▸ **Do this**: Below are the records. Gather each line that holds "screenshot".

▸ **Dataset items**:
----------
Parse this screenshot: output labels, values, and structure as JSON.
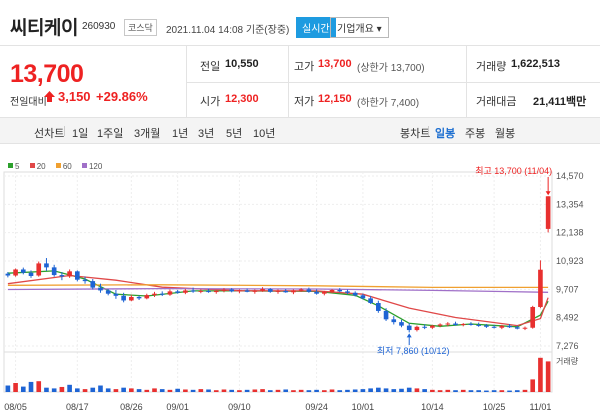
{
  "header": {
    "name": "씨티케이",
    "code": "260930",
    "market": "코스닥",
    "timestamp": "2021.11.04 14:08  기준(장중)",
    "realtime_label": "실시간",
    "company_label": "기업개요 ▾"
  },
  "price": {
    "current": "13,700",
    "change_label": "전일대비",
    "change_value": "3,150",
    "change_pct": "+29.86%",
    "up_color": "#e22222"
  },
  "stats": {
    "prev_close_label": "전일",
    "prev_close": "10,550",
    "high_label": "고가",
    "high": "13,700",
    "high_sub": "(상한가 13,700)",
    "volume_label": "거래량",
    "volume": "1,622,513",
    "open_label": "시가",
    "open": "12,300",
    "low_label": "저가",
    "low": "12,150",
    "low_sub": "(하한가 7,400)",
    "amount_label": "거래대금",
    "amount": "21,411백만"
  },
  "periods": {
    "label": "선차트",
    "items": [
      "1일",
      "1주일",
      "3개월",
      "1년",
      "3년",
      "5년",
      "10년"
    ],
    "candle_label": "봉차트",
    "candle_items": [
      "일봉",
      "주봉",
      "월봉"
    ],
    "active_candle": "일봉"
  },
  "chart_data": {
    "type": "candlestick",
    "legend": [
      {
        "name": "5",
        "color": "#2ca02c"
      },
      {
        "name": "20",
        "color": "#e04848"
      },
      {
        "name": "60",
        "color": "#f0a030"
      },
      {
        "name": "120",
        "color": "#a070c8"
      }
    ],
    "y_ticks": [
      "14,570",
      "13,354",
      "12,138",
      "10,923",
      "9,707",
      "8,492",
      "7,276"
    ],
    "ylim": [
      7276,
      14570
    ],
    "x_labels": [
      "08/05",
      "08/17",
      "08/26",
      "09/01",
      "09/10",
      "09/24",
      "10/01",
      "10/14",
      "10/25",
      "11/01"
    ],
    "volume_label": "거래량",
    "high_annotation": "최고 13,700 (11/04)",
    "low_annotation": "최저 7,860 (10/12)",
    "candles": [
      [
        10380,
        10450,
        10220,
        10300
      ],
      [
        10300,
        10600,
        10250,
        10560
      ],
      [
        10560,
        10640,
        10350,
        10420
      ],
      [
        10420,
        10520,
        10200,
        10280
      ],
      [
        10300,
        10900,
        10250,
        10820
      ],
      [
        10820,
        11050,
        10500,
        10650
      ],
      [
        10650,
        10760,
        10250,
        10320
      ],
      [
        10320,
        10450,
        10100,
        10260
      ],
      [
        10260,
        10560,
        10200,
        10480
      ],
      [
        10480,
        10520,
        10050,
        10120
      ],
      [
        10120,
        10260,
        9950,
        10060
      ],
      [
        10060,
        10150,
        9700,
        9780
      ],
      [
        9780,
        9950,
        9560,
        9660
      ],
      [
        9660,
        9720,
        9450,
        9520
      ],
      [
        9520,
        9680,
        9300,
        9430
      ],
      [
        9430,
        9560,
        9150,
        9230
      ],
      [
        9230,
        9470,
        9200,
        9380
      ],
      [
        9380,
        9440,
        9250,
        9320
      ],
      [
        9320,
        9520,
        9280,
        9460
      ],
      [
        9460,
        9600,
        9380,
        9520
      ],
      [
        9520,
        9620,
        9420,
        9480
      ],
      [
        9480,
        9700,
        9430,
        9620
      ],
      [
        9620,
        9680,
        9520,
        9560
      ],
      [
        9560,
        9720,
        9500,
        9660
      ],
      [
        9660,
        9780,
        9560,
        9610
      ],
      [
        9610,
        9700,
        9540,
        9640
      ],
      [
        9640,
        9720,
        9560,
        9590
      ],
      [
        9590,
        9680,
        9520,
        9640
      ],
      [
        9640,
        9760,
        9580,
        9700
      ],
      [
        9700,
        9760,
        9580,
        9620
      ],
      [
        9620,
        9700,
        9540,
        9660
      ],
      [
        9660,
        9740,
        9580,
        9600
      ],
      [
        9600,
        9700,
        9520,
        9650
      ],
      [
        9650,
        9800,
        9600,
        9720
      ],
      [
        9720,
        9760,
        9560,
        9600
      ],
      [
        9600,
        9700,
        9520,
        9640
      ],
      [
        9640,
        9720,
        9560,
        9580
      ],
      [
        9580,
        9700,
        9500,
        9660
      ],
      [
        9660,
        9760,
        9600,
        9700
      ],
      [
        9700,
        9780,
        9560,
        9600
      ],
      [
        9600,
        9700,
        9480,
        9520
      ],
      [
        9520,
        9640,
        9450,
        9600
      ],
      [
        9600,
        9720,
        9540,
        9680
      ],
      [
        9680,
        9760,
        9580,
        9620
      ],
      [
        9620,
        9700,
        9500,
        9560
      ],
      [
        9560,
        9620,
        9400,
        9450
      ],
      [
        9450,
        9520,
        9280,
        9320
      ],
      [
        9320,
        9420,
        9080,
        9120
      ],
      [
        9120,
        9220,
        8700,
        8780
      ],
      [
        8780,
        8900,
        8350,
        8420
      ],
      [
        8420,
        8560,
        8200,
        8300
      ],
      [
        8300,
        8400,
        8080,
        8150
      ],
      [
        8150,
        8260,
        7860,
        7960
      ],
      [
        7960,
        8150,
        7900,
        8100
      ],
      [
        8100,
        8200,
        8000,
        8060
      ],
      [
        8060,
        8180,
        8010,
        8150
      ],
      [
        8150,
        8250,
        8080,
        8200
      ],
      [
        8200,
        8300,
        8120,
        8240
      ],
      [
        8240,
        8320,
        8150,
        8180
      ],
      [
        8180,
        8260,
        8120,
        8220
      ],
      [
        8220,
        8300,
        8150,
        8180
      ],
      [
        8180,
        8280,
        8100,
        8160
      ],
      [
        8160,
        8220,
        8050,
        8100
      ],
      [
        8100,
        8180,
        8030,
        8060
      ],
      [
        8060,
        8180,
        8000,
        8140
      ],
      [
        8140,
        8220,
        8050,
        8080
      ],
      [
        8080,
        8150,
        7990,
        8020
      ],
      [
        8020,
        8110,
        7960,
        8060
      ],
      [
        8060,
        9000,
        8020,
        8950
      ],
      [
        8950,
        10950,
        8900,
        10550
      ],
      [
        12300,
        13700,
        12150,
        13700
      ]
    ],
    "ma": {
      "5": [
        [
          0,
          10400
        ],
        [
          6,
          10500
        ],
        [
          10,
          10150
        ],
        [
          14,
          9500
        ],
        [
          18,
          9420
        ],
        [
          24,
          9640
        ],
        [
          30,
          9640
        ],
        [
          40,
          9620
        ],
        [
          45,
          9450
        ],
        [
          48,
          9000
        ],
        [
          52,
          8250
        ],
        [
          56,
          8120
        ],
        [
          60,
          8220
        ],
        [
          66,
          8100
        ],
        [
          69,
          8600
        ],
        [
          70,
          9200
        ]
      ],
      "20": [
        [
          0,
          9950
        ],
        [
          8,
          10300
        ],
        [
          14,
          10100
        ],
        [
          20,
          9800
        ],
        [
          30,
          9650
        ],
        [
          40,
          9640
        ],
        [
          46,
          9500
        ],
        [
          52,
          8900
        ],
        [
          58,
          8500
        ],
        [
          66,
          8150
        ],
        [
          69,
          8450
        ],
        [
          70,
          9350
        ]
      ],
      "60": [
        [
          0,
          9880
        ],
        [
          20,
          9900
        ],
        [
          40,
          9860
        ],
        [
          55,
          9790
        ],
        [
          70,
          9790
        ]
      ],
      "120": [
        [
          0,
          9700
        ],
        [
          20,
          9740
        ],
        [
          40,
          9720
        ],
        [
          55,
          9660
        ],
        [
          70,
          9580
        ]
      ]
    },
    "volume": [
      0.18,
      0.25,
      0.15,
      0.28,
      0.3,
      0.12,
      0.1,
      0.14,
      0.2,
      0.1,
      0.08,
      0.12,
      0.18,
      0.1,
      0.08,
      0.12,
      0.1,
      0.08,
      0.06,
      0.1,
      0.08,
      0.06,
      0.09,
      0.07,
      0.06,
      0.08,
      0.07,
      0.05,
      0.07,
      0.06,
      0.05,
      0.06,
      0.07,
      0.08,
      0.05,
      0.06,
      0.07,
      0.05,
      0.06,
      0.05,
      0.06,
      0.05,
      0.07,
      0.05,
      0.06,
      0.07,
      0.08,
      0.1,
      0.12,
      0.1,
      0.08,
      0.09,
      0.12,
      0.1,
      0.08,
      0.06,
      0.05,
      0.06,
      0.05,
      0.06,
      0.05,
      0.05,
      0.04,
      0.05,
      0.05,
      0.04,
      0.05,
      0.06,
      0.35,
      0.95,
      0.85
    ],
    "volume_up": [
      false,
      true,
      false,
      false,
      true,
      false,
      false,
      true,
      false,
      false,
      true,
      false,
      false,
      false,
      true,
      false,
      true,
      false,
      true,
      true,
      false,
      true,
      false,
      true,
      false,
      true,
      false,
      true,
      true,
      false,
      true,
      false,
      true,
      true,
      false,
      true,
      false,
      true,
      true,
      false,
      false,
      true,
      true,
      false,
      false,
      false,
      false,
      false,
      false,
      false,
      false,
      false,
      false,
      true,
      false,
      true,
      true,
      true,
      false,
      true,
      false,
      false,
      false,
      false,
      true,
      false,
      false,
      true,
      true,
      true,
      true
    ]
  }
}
----------
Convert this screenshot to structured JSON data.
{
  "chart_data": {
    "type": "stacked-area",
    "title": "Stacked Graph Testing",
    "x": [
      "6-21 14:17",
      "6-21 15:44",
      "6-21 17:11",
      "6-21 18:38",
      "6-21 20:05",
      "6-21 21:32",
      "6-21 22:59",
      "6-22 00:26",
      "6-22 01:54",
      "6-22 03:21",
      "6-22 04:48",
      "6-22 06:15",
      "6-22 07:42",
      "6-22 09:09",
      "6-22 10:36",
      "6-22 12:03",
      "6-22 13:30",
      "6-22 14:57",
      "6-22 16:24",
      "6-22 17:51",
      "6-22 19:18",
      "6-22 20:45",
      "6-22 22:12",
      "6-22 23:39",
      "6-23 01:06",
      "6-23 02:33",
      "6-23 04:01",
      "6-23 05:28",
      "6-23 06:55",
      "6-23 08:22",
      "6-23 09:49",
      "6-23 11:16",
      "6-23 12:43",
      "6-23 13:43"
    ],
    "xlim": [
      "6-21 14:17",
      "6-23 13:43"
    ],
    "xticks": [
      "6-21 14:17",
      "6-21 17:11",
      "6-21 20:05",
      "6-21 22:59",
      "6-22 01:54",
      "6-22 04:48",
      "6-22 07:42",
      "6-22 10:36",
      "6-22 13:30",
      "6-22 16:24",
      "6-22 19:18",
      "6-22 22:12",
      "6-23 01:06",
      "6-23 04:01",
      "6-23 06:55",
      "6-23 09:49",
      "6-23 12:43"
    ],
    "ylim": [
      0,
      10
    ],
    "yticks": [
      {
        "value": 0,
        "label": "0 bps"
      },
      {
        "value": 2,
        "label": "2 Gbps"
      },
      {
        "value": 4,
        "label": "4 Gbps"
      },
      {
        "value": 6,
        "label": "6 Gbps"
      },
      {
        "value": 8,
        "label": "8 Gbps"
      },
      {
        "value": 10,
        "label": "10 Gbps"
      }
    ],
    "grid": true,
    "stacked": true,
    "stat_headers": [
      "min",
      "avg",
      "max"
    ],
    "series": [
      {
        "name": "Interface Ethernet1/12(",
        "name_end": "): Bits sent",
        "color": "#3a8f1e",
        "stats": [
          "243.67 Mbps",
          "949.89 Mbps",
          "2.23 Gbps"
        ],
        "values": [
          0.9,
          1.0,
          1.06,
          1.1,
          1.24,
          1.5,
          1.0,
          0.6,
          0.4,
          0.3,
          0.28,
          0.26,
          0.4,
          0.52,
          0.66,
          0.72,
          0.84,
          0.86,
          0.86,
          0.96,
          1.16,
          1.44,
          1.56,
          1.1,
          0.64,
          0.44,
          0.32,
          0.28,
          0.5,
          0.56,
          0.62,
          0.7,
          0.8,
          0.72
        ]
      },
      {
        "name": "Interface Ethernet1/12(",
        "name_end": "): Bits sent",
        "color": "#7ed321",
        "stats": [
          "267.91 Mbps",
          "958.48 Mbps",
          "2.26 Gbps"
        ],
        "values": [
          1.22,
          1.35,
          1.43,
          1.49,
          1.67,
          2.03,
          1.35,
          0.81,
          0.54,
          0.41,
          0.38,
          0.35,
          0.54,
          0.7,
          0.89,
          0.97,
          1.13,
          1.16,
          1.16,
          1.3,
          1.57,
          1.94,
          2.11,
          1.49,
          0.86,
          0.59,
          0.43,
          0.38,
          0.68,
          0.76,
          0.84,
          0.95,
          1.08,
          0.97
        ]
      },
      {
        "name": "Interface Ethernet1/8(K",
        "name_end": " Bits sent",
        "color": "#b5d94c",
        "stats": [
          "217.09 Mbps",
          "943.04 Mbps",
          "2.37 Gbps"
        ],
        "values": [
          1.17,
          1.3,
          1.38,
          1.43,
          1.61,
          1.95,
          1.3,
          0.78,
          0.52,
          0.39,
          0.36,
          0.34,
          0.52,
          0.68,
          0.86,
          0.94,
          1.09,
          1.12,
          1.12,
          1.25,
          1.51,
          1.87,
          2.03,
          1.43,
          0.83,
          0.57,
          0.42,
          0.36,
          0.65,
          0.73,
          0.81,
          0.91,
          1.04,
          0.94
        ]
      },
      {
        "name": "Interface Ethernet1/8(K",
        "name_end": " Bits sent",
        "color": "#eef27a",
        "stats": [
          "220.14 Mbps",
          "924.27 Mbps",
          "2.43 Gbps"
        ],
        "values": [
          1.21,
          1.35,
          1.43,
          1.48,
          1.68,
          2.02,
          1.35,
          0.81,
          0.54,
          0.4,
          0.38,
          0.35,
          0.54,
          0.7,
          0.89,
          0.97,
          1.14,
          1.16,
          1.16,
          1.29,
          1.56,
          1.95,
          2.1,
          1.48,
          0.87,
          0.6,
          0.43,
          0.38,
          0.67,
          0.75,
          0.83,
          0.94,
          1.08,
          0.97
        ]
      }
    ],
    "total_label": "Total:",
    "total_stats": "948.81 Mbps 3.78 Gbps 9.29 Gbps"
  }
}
----------
▸ **Task output**:
Parse this screenshot: output labels, values, and structure as JSON.
Convert this screenshot to structured JSON data.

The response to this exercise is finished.